▶ **TASK BRIEF**
Select all lines in the records that include "provide".

Stored records:
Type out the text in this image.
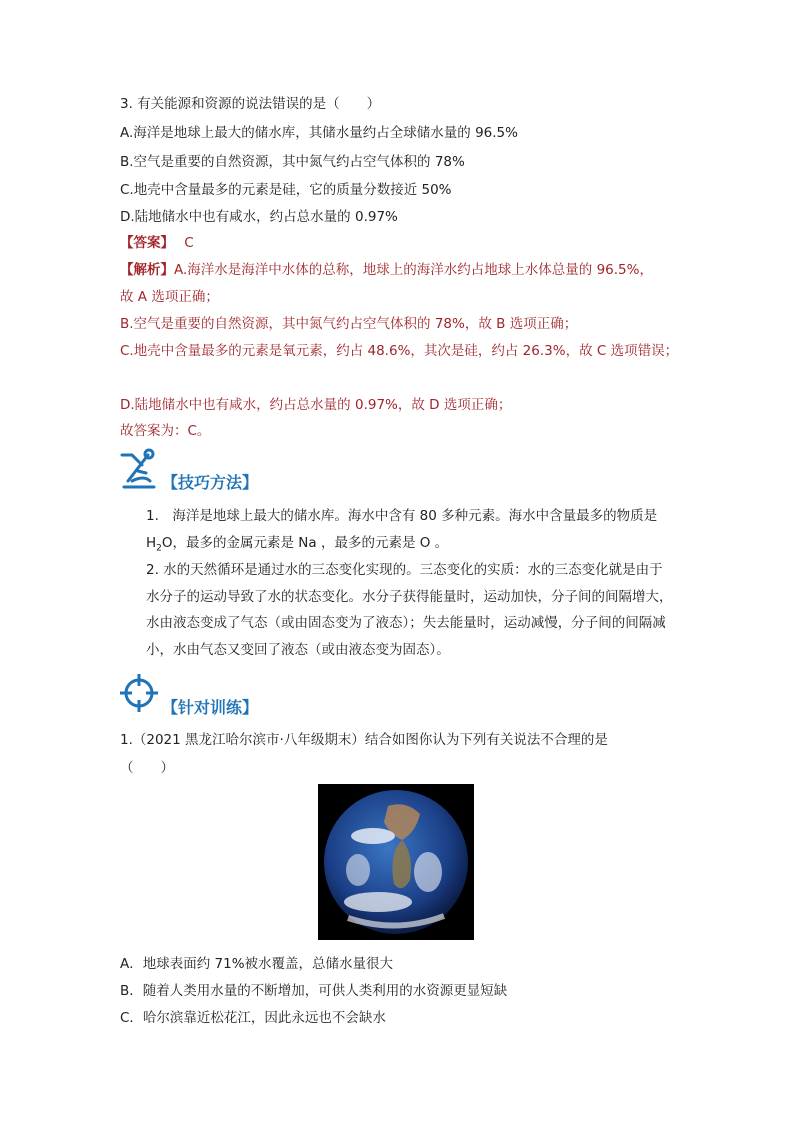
3. 有关能源和资源的说法错误的是（　　）
A.海洋是地球上最大的储水库，其储水量约占全球储水量的 96.5%
B.空气是重要的自然资源，其中氮气约占空气体积的 78%
C.地壳中含量最多的元素是硅，它的质量分数接近 50%
D.陆地储水中也有咸水，约占总水量的 0.97%
【答案】 C
【解析】A.海洋水是海洋中水体的总称，地球上的海洋水约占地球上水体总量的 96.5%，
故 A 选项正确；
B.空气是重要的自然资源，其中氮气约占空气体积的 78%，故 B 选项正确；
C.地壳中含量最多的元素是氧元素，约占 48.6%，其次是硅，约占 26.3%，故 C 选项错误；
D.陆地储水中也有咸水，约占总水量的 0.97%，故 D 选项正确；
故答案为：C。
【技巧方法】
1.　海洋是地球上最大的储水库。海水中含有 80 多种元素。海水中含量最多的物质是
$H_2O$，最多的金属元素是 Na ，最多的元素是 O 。
2. 水的天然循环是通过水的三态变化实现的。三态变化的实质：水的三态变化就是由于水分子的运动导致了水的状态变化。水分子获得能量时，运动加快，分子间的间隔增大，水由液态变成了气态（或由固态变为了液态）；失去能量时，运动减慢，分子间的间隔减小，水由气态又变回了液态（或由液态变为固态）。
【针对训练】
1.（2021 黑龙江哈尔滨市·八年级期末）结合如图你认为下列有关说法不合理的是
（　　）
A．地球表面约 71%被水覆盖，总储水量很大
B．随着人类用水量的不断增加，可供人类利用的水资源更显短缺
C．哈尔滨靠近松花江，因此永远也不会缺水
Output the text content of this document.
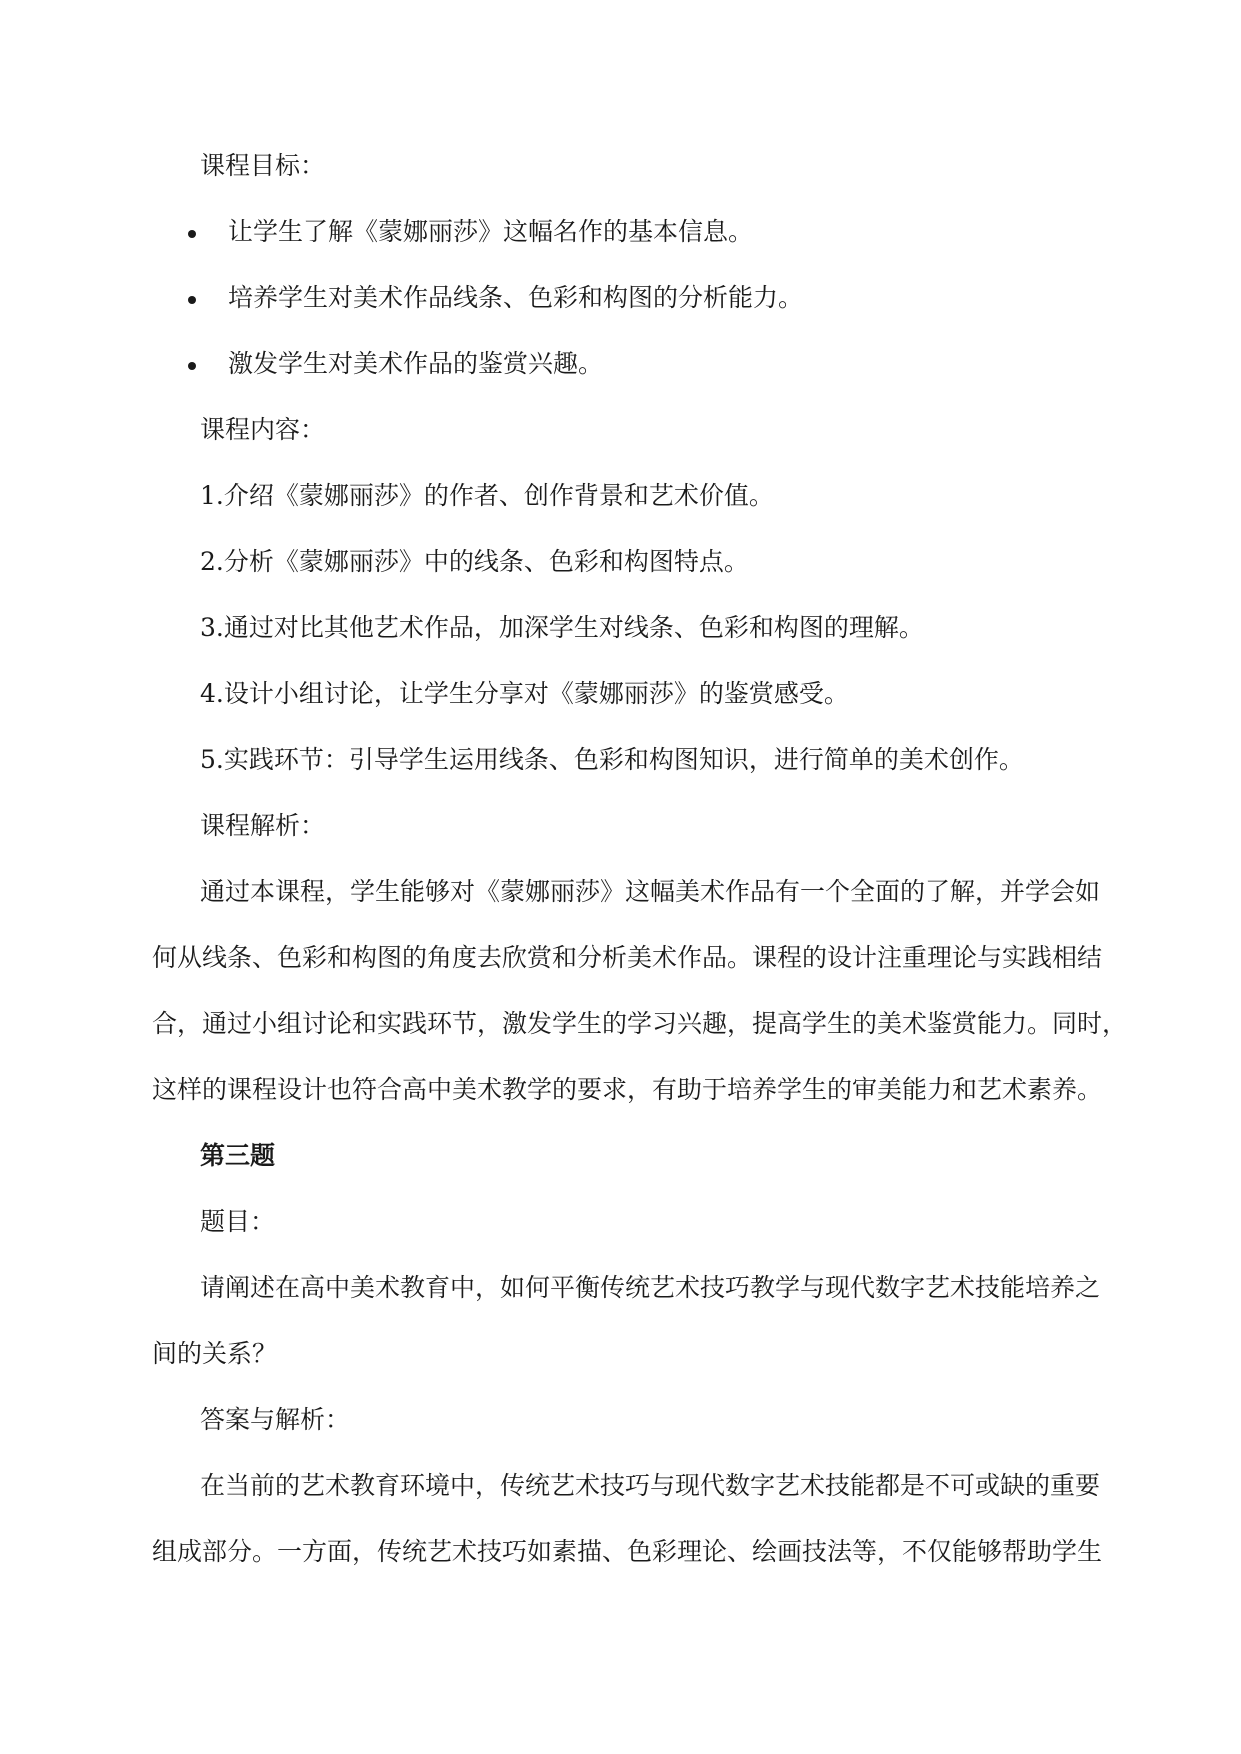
课程目标：
让学生了解《蒙娜丽莎》这幅名作的基本信息。
培养学生对美术作品线条、色彩和构图的分析能力。
激发学生对美术作品的鉴赏兴趣。
课程内容：
1.介绍《蒙娜丽莎》的作者、创作背景和艺术价值。
2.分析《蒙娜丽莎》中的线条、色彩和构图特点。
3.通过对比其他艺术作品，加深学生对线条、色彩和构图的理解。
4.设计小组讨论，让学生分享对《蒙娜丽莎》的鉴赏感受。
5.实践环节：引导学生运用线条、色彩和构图知识，进行简单的美术创作。
课程解析：
通过本课程，学生能够对《蒙娜丽莎》这幅美术作品有一个全面的了解，并学会如
何从线条、色彩和构图的角度去欣赏和分析美术作品。课程的设计注重理论与实践相结
合，通过小组讨论和实践环节，激发学生的学习兴趣，提高学生的美术鉴赏能力。同时，
这样的课程设计也符合高中美术教学的要求，有助于培养学生的审美能力和艺术素养。
第三题
题目：
请阐述在高中美术教育中，如何平衡传统艺术技巧教学与现代数字艺术技能培养之
间的关系？
答案与解析：
在当前的艺术教育环境中，传统艺术技巧与现代数字艺术技能都是不可或缺的重要
组成部分。一方面，传统艺术技巧如素描、色彩理论、绘画技法等，不仅能够帮助学生
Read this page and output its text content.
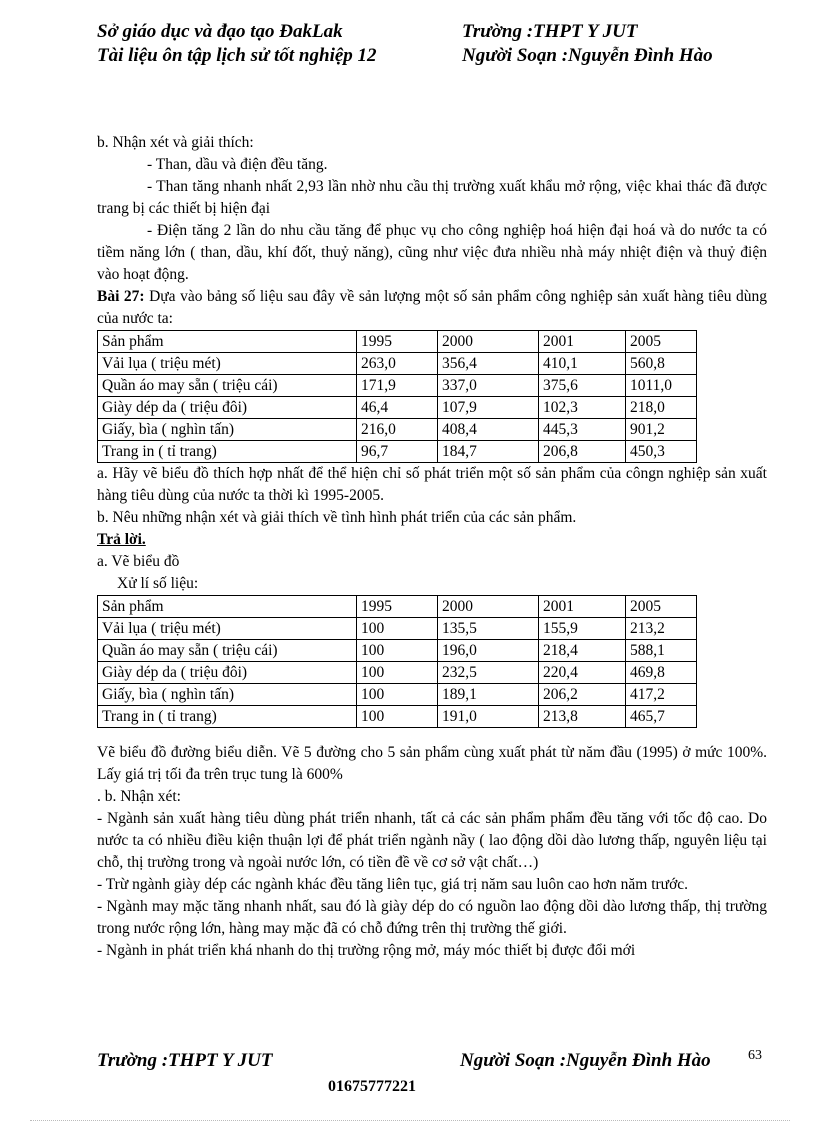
Sở giáo dục và đạo tạo ĐakLak
Tài liệu ôn tập lịch sử tốt nghiệp 12
Trường :THPT Y JUT
Người Soạn :Nguyễn Đình Hào

b. Nhận xét và giải thích:

- Than, dầu và điện đều tăng.

- Than tăng nhanh nhất 2,93 lần nhờ nhu cầu thị trường xuất khẩu mở rộng, việc khai thác đã được trang bị các thiết bị hiện đại

- Điện tăng 2 lần do nhu cầu tăng để phục vụ cho công nghiệp hoá hiện đại hoá và do nước ta có tiềm năng lớn ( than, dầu, khí đốt, thuỷ năng), cũng như việc đưa nhiều nhà máy nhiệt điện và thuỷ điện vào hoạt động.

Bài 27: Dựa vào bảng số liệu sau đây về sản lượng một số sản phẩm công nghiệp sản xuất hàng tiêu dùng của nước ta:

Sản phẩm	1995	2000	2001	2005
Vải lụa ( triệu mét)	263,0	356,4	410,1	560,8
Quần áo may sẵn ( triệu cái)	171,9	337,0	375,6	1011,0
Giày dép da ( triệu đôi)	46,4	107,9	102,3	218,0
Giấy, bìa ( nghìn tấn)	216,0	408,4	445,3	901,2
Trang in ( tỉ trang)	96,7	184,7	206,8	450,3

a. Hãy vẽ biểu đồ thích hợp nhất để thể hiện chỉ số phát triển một số sản phẩm của côngn nghiệp sản xuất hàng tiêu dùng của nước ta thời kì 1995-2005.

b. Nêu những nhận xét và giải thích về tình hình phát triển của các sản phẩm.

Trả lời.

a. Vẽ biểu đồ

Xử lí số liệu:

Sản phẩm	1995	2000	2001	2005
Vải lụa ( triệu mét)	100	135,5	155,9	213,2
Quần áo may sẵn ( triệu cái)	100	196,0	218,4	588,1
Giày dép da ( triệu đôi)	100	232,5	220,4	469,8
Giấy, bìa ( nghìn tấn)	100	189,1	206,2	417,2
Trang in ( tỉ trang)	100	191,0	213,8	465,7

Vẽ biểu đồ đường biểu diễn. Vẽ 5 đường cho 5 sản phẩm cùng xuất phát từ năm đầu (1995) ở mức 100%. Lấy giá trị tối đa trên trục tung là 600%

. b. Nhận xét:

- Ngành sản xuất hàng tiêu dùng phát triển nhanh, tất cả các sản phẩm phẩm đều tăng với tốc độ cao. Do nước ta có nhiều điều kiện thuận lợi để phát triển ngành nầy ( lao động dồi dào lương thấp, nguyên liệu tại chỗ, thị trường trong và ngoài nước lớn, có tiền đề về cơ sở vật chất…)

- Trừ ngành giày dép các ngành khác đều tăng liên tục, giá trị năm sau luôn cao hơn năm trước.

- Ngành may mặc tăng nhanh nhất, sau đó là giày dép do có nguồn lao động dồi dào lương thấp, thị trường trong nước rộng lớn, hàng may mặc đã có chỗ đứng trên thị trường thế giới.

- Ngành in phát triển khá nhanh do thị trường rộng mở, máy móc thiết bị được đổi mới

Trường :THPT Y JUT	Người Soạn :Nguyễn Đình Hào	63
01675777221
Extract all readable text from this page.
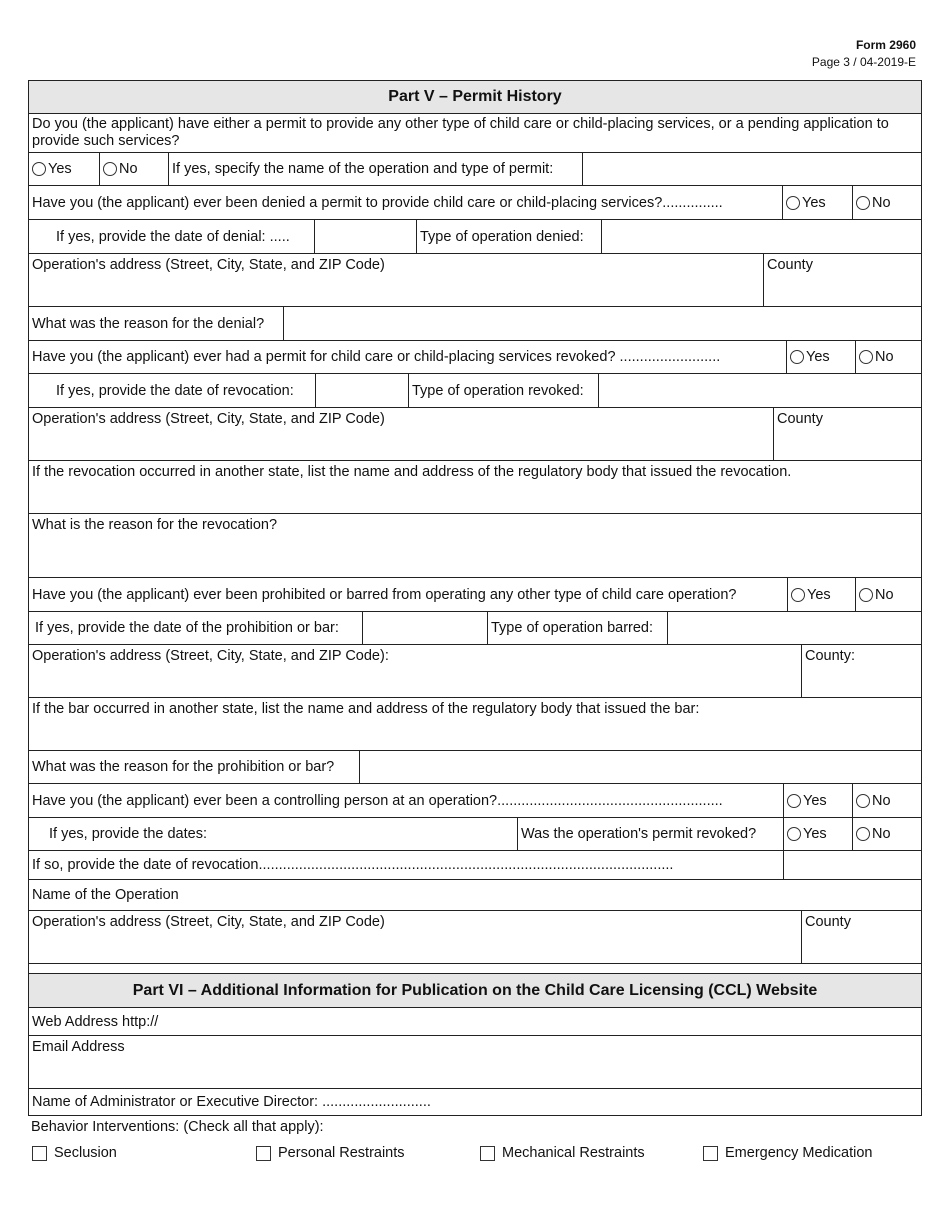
Form 2960
Page 3 / 04-2019-E
Part V – Permit History
Do you (the applicant) have either a permit to provide any other type of child care or child-placing services, or a pending application to provide such services?
Yes	No If yes, specify the name of the operation and type of permit:
Have you (the applicant) ever been denied a permit to provide child care or child-placing services?...............	Yes	No
If yes, provide the date of denial: .....	Type of operation denied:
Operation's address (Street, City, State, and ZIP Code)	County
What was the reason for the denial?
Have you (the applicant) ever had a permit for child care or child-placing services revoked? .........................	Yes	No
If yes, provide the date of revocation:	Type of operation revoked:
Operation's address (Street, City, State, and ZIP Code)	County
If the revocation occurred in another state, list the name and address of the regulatory body that issued the revocation.
What is the reason for the revocation?
Have you (the applicant) ever been prohibited or barred from operating any other type of child care operation?	Yes	No
If yes, provide the date of the prohibition or bar:	Type of operation barred:
Operation's address (Street, City, State, and ZIP Code):	County:
If the bar occurred in another state, list the name and address of the regulatory body that issued the bar:
What was the reason for the prohibition or bar?
Have you (the applicant) ever been a controlling person at an operation?........................................................	Yes	No
If yes, provide the dates:	Was the operation's permit revoked?	Yes	No
If so, provide the date of revocation.......................................................................................................
Name of the Operation
Operation's address (Street, City, State, and ZIP Code)	County
Part VI – Additional Information for Publication on the Child Care Licensing (CCL) Website
Web Address http://
Email Address
Name of Administrator or Executive Director: ...........................
Behavior Interventions: (Check all that apply):
Seclusion	Personal Restraints	Mechanical Restraints	Emergency Medication
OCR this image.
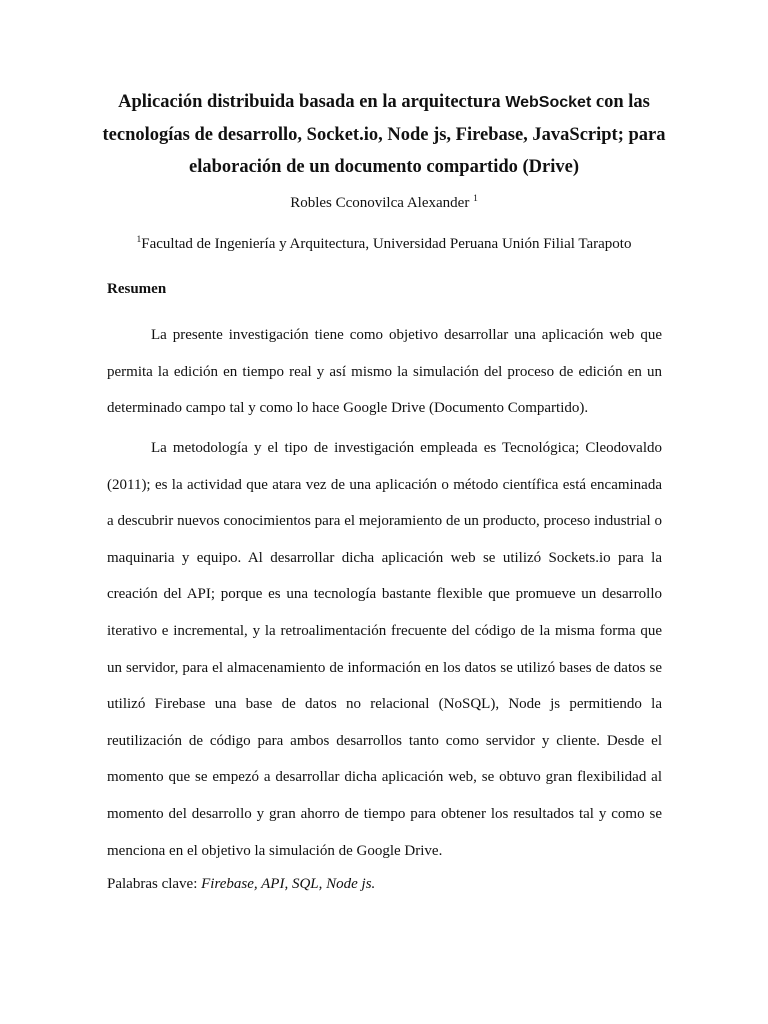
Aplicación distribuida basada en la arquitectura WebSocket con las tecnologías de desarrollo, Socket.io, Node js, Firebase, JavaScript; para elaboración de un documento compartido (Drive)
Robles Cconovilca Alexander $^1$
$^1$Facultad de Ingeniería y Arquitectura, Universidad Peruana Unión Filial Tarapoto
Resumen

La presente investigación tiene como objetivo desarrollar una aplicación web que permita la edición en tiempo real y así mismo la simulación del proceso de edición en un determinado campo tal y como lo hace Google Drive (Documento Compartido).

La metodología y el tipo de investigación empleada es Tecnológica; Cleodovaldo (2011); es la actividad que atara vez de una aplicación o método científica está encaminada a descubrir nuevos conocimientos para el mejoramiento de un producto, proceso industrial o maquinaria y equipo. Al desarrollar dicha aplicación web se utilizó Sockets.io para la creación del API; porque es una tecnología bastante flexible que promueve un desarrollo iterativo e incremental, y la retroalimentación frecuente del código de la misma forma que un servidor, para el almacenamiento de información en los datos se utilizó bases de datos se utilizó Firebase una base de datos no relacional (NoSQL), Node js permitiendo la reutilización de código para ambos desarrollos tanto como servidor y cliente. Desde el momento que se empezó a desarrollar dicha aplicación web, se obtuvo gran flexibilidad al momento del desarrollo y gran ahorro de tiempo para obtener los resultados tal y como se menciona en el objetivo la simulación de Google Drive.

Palabras clave: Firebase, API, SQL, Node js.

▶ **ANSWER TO THE TASK**
Do you (the applicant) have either a permit to provide any other type of child care or child-placing services, or a pending application to provide such services?
Have you (the applicant) ever been denied a permit to provide child care or child-placing services?...............	Yes	No
If yes, provide the date of denial: .....	Type of operation denied:
If yes, provide the date of revocation:	Type of operation revoked:
If yes, provide the date of the prohibition or bar:	Type of operation barred:
If yes, provide the dates:	Was the operation's permit revoked?	Yes	No
If so, provide the date of revocation.......................................................................................................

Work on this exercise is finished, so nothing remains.